— Job —
Filter the entries below, keeping only lines with the word "STREET".

— Dataset entries on figures —
########
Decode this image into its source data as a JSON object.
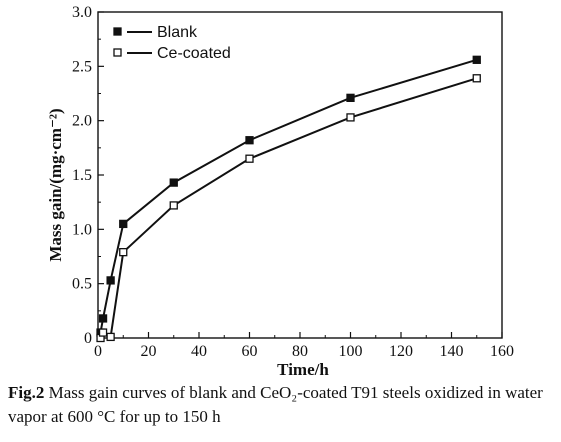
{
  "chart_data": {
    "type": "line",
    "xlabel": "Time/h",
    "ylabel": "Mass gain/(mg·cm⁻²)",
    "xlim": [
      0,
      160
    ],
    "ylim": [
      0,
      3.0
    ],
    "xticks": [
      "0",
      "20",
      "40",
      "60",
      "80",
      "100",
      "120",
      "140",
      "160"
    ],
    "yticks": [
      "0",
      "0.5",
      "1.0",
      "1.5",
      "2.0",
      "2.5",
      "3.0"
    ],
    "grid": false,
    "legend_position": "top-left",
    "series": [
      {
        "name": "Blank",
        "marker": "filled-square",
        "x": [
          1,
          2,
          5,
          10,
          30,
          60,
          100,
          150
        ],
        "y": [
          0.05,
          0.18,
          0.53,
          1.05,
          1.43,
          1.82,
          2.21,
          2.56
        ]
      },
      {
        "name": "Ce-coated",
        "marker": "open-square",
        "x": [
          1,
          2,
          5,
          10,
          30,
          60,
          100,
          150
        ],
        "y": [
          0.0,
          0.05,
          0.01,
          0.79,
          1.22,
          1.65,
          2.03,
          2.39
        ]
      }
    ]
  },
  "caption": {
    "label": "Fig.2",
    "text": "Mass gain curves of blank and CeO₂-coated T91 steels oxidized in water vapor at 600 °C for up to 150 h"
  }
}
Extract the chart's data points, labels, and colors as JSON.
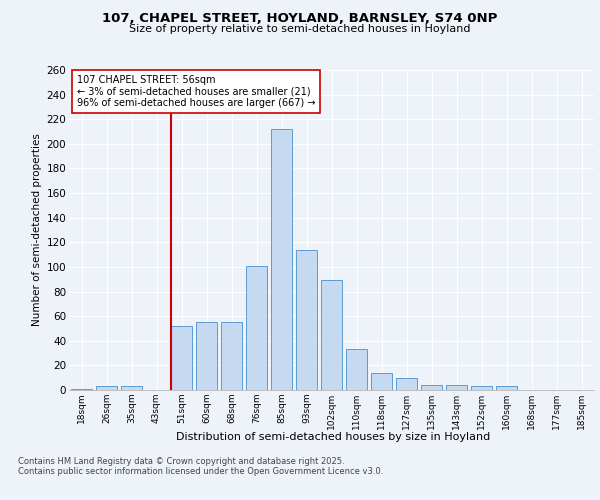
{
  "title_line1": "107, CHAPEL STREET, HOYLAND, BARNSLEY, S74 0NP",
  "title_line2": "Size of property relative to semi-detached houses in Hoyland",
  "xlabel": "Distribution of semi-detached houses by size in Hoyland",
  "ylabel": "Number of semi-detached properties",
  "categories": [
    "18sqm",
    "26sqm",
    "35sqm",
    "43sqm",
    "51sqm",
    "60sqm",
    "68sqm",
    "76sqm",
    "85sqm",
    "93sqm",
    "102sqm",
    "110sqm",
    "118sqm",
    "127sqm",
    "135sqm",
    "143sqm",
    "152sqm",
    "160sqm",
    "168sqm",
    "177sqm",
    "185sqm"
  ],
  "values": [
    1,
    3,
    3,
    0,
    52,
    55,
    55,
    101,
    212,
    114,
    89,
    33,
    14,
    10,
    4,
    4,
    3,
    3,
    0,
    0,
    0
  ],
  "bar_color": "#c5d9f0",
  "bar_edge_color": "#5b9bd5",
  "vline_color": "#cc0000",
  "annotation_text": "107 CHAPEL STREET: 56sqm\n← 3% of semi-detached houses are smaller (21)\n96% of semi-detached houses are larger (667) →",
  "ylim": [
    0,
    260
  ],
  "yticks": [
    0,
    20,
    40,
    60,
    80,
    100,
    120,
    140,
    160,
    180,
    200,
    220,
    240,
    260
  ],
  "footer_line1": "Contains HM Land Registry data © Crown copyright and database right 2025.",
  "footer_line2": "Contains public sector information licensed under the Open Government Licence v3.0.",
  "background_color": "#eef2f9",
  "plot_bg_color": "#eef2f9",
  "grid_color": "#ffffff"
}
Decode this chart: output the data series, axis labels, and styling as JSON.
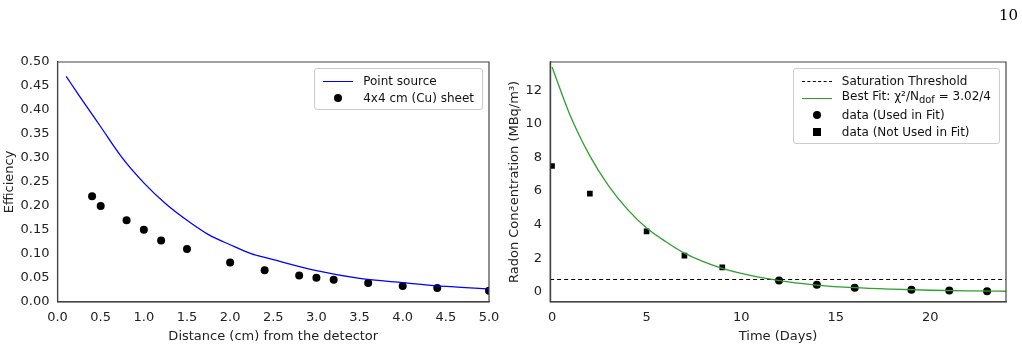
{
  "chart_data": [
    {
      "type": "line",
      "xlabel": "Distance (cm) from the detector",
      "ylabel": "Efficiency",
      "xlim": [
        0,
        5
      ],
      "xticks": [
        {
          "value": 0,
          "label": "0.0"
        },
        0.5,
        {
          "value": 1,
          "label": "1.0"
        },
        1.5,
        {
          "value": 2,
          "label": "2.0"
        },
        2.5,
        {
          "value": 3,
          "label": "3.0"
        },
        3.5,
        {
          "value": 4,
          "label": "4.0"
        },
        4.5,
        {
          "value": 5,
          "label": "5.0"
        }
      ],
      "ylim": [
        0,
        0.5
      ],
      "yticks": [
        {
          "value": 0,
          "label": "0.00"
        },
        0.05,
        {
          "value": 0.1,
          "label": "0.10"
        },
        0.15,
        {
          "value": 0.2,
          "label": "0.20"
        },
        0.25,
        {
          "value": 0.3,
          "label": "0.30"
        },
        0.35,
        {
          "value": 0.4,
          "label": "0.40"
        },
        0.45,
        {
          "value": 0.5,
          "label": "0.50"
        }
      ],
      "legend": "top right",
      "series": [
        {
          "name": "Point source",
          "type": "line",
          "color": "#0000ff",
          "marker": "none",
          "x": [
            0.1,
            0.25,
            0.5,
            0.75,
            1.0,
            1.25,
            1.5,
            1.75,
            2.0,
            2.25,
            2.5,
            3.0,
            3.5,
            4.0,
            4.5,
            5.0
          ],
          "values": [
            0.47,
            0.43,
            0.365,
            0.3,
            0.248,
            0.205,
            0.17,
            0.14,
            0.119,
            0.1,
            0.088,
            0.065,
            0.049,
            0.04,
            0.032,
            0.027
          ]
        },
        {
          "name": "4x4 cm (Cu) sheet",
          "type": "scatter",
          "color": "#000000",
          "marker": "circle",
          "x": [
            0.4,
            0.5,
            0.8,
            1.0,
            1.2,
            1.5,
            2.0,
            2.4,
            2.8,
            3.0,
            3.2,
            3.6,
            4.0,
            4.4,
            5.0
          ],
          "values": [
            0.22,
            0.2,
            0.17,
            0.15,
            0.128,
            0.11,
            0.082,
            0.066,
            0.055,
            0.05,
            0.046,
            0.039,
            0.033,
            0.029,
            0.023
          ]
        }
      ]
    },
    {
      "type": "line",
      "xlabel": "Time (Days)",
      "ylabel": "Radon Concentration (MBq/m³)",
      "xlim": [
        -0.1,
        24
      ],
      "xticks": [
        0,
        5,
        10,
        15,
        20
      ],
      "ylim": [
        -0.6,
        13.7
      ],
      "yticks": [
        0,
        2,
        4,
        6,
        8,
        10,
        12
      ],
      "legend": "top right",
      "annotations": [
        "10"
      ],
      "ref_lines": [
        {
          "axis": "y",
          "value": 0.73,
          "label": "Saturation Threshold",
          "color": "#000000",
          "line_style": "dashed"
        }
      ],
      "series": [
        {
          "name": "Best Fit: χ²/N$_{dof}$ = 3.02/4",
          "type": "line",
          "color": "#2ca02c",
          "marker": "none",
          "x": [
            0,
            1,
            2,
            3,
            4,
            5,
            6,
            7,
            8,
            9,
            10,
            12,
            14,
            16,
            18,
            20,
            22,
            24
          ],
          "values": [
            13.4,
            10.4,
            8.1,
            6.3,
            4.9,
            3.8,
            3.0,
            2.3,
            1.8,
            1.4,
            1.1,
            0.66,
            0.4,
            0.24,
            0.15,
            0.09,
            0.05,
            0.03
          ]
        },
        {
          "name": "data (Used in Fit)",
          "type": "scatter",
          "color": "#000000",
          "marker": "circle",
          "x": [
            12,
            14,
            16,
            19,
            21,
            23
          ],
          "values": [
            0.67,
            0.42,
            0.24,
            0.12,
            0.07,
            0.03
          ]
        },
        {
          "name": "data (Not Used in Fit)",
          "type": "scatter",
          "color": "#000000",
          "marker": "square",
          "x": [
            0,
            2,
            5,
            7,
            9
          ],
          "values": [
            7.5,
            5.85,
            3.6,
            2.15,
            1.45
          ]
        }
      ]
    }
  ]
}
########
— Answer to the problem —
  "title_line1": "107, CHAPEL STREET, HOYLAND, BARNSLEY, S74 0NP",
  "annotation_text": "107 CHAPEL STREET: 56sqm\n← 3% of semi-detached houses are smaller (21)\n96% of semi-detached houses are larger (667) →",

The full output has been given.